• [INPUT RECORDS]:
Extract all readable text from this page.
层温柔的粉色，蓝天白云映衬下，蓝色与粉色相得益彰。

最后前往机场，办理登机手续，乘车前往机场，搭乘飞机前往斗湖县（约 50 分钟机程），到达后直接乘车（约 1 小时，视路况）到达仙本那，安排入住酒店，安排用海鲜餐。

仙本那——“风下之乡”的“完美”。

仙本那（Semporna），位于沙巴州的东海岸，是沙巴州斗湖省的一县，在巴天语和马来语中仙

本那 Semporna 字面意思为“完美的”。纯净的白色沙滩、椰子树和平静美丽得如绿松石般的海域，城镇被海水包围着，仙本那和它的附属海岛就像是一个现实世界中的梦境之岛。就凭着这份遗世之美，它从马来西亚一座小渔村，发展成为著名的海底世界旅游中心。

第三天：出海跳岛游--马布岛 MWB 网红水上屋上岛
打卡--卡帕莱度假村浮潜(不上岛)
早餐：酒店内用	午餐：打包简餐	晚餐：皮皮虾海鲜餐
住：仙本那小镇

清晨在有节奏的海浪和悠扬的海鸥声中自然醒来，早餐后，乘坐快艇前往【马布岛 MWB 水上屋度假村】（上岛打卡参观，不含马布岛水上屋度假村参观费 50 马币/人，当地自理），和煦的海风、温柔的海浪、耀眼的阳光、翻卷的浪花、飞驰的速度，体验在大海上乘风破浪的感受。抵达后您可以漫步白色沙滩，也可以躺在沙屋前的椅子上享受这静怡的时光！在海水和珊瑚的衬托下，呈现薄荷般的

• [TASK DIRECTIONS]:
Transcribe each entry precisely, missing none.

• [SOLVED PROBLEM]:
Extract all readable text from this page.
层温柔的粉色，蓝天白云映衬下，蓝色与粉色相得益彰。

最后前往机场，办理登机手续，乘车前往机场，搭乘飞机前往斗湖县（约 50 分钟机程），到达后直接乘车（约 1 小时，视路况）到达仙本那，安排入住酒店，安排用海鲜餐。

仙本那——“风下之乡”的“完美”。

仙本那（Semporna），位于沙巴州的东海岸，是沙巴州斗湖省的一县，在巴天语和马来语中仙

本那 Semporna 字面意思为“完美的”。纯净的白色沙滩、椰子树和平静美丽得如绿松石般的海域，城镇被海水包围着，仙本那和它的附属海岛就像是一个现实世界中的梦境之岛。就凭着这份遗世之美，它从马来西亚一座小渔村，发展成为著名的海底世界旅游中心。

第三天：出海跳岛游--马布岛 MWB 网红水上屋上岛
打卡--卡帕莱度假村浮潜(不上岛)
早餐：酒店内用	午餐：打包简餐	晚餐：皮皮虾海鲜餐
住：仙本那小镇

清晨在有节奏的海浪和悠扬的海鸥声中自然醒来，早餐后，乘坐快艇前往【马布岛 MWB 水上屋度假村】（上岛打卡参观，不含马布岛水上屋度假村参观费 50 马币/人，当地自理），和煦的海风、温柔的海浪、耀眼的阳光、翻卷的浪花、飞驰的速度，体验在大海上乘风破浪的感受。抵达后您可以漫步白色沙滩，也可以躺在沙屋前的椅子上享受这静怡的时光！在海水和珊瑚的衬托下，呈现薄荷般的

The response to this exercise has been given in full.